*PROBLEM:*
State how many lines contain "第一股票公式网", and write nothing except that count.

BEGIN RECORDS PROVIDED

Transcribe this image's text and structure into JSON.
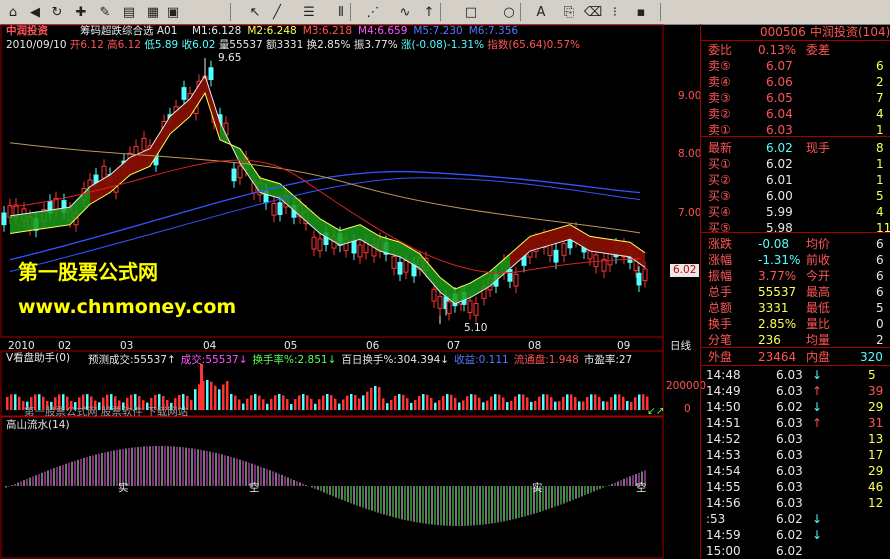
{
  "toolbar": {
    "icons": [
      "home-icon",
      "back-icon",
      "refresh-icon",
      "bookmark-icon",
      "pen-icon",
      "chart-icon",
      "grid-icon",
      "window-icon",
      "cursor-icon",
      "line-icon",
      "hlines-icon",
      "vlines-icon",
      "fan-icon",
      "wave-icon",
      "arrow-up-icon",
      "rect-icon",
      "ellipse-icon",
      "text-icon",
      "copy-icon",
      "eraser-icon",
      "dots-icon",
      "save-icon"
    ]
  },
  "chart": {
    "stock_name": "中润投资",
    "indicator_name": "筹码超跌综合选 A01",
    "ma_labels": [
      {
        "text": "M1:6.128",
        "color": "#e8e8e8"
      },
      {
        "text": "M2:6.248",
        "color": "#ffff55"
      },
      {
        "text": "M3:6.218",
        "color": "#ff5555"
      },
      {
        "text": "M4:6.659",
        "color": "#ff55ff"
      },
      {
        "text": "M5:7.230",
        "color": "#5577ff"
      },
      {
        "text": "M6:7.356",
        "color": "#5577ff"
      }
    ],
    "info_line": {
      "date": "2010/09/10",
      "open": "开6.12",
      "high": "高6.12",
      "low": "低5.89",
      "close": "收6.02",
      "vol": "量55537",
      "amount": "额3331",
      "turnover": "换2.85%",
      "amplitude": "振3.77%",
      "change": "涨(-0.08)-1.31%",
      "index": "指数(65.64)0.57%"
    },
    "high_marker": "9.65",
    "low_marker": "5.10",
    "current_price_tag": "6.02",
    "y_ticks": [
      "9.00",
      "8.00",
      "7.00"
    ],
    "x_ticks": [
      "2010",
      "02",
      "03",
      "04",
      "05",
      "06",
      "07",
      "08",
      "09"
    ],
    "period_label": "日线",
    "watermark_line1": "第一股票公式网",
    "watermark_line2": "www.chnmoney.com"
  },
  "volume_panel": {
    "title": "V看盘助手(0)",
    "items": [
      {
        "text": "预测成交:55537↑",
        "color": "#e8e8e8"
      },
      {
        "text": "成交:55537↓",
        "color": "#ff55ff"
      },
      {
        "text": "换手率%:2.851↓",
        "color": "#55ff55"
      },
      {
        "text": "百日换手%:304.394↓",
        "color": "#e8e8e8"
      },
      {
        "text": "收益:0.111",
        "color": "#5577ff"
      },
      {
        "text": "流通盘:1.948",
        "color": "#ff5555"
      },
      {
        "text": "市盈率:27",
        "color": "#e8e8e8"
      }
    ],
    "y_label_top": "200000",
    "y_label_bottom": "0",
    "footer_text": "第一股票公式网 股票软件 下载网站",
    "corner_marker": "↙↗"
  },
  "osc_panel": {
    "title": "高山流水(14)",
    "labels": [
      "实",
      "空",
      "实",
      "空"
    ]
  },
  "quote": {
    "code": "000506",
    "name": "中润投资(104)",
    "ratio": {
      "label": "委比",
      "value": "0.13%",
      "label2": "委差"
    },
    "sells": [
      {
        "label": "卖⑤",
        "price": "6.07",
        "vol": "6"
      },
      {
        "label": "卖④",
        "price": "6.06",
        "vol": "2"
      },
      {
        "label": "卖③",
        "price": "6.05",
        "vol": "7"
      },
      {
        "label": "卖②",
        "price": "6.04",
        "vol": "4"
      },
      {
        "label": "卖①",
        "price": "6.03",
        "vol": "1"
      }
    ],
    "latest": {
      "label": "最新",
      "price": "6.02",
      "label2": "现手",
      "vol": "8"
    },
    "buys": [
      {
        "label": "买①",
        "price": "6.02",
        "vol": "1"
      },
      {
        "label": "买②",
        "price": "6.01",
        "vol": "1"
      },
      {
        "label": "买③",
        "price": "6.00",
        "vol": "5"
      },
      {
        "label": "买④",
        "price": "5.99",
        "vol": "4"
      },
      {
        "label": "买⑤",
        "price": "5.98",
        "vol": "11"
      }
    ],
    "stats": [
      {
        "l1": "涨跌",
        "v1": "-0.08",
        "l2": "均价",
        "v2": "6"
      },
      {
        "l1": "涨幅",
        "v1": "-1.31%",
        "l2": "前收",
        "v2": "6"
      },
      {
        "l1": "振幅",
        "v1": "3.77%",
        "l2": "今开",
        "v2": "6"
      },
      {
        "l1": "总手",
        "v1": "55537",
        "l2": "最高",
        "v2": "6"
      },
      {
        "l1": "总额",
        "v1": "3331",
        "l2": "最低",
        "v2": "5"
      },
      {
        "l1": "换手",
        "v1": "2.85%",
        "l2": "量比",
        "v2": "0"
      },
      {
        "l1": "分笔",
        "v1": "236",
        "l2": "均量",
        "v2": "2"
      }
    ],
    "outer": {
      "label": "外盘",
      "value": "23464",
      "label2": "内盘",
      "value2": "320"
    },
    "ticks": [
      {
        "time": "14:48",
        "price": "6.03",
        "dir": "↓",
        "vol": "5"
      },
      {
        "time": "14:49",
        "price": "6.03",
        "dir": "↑",
        "vol": "39"
      },
      {
        "time": "14:50",
        "price": "6.02",
        "dir": "↓",
        "vol": "29"
      },
      {
        "time": "14:51",
        "price": "6.03",
        "dir": "↑",
        "vol": "31"
      },
      {
        "time": "14:52",
        "price": "6.03",
        "dir": "",
        "vol": "13"
      },
      {
        "time": "14:53",
        "price": "6.03",
        "dir": "",
        "vol": "17"
      },
      {
        "time": "14:54",
        "price": "6.03",
        "dir": "",
        "vol": "29"
      },
      {
        "time": "14:55",
        "price": "6.03",
        "dir": "",
        "vol": "46"
      },
      {
        "time": "14:56",
        "price": "6.03",
        "dir": "",
        "vol": "12"
      },
      {
        "time": ":53",
        "price": "6.02",
        "dir": "↓",
        "vol": ""
      },
      {
        "time": "14:59",
        "price": "6.02",
        "dir": "↓",
        "vol": ""
      },
      {
        "time": "15:00",
        "price": "6.02",
        "dir": "",
        "vol": ""
      }
    ]
  }
}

END RECORDS PROVIDED

*CORRECT RESULT:*
2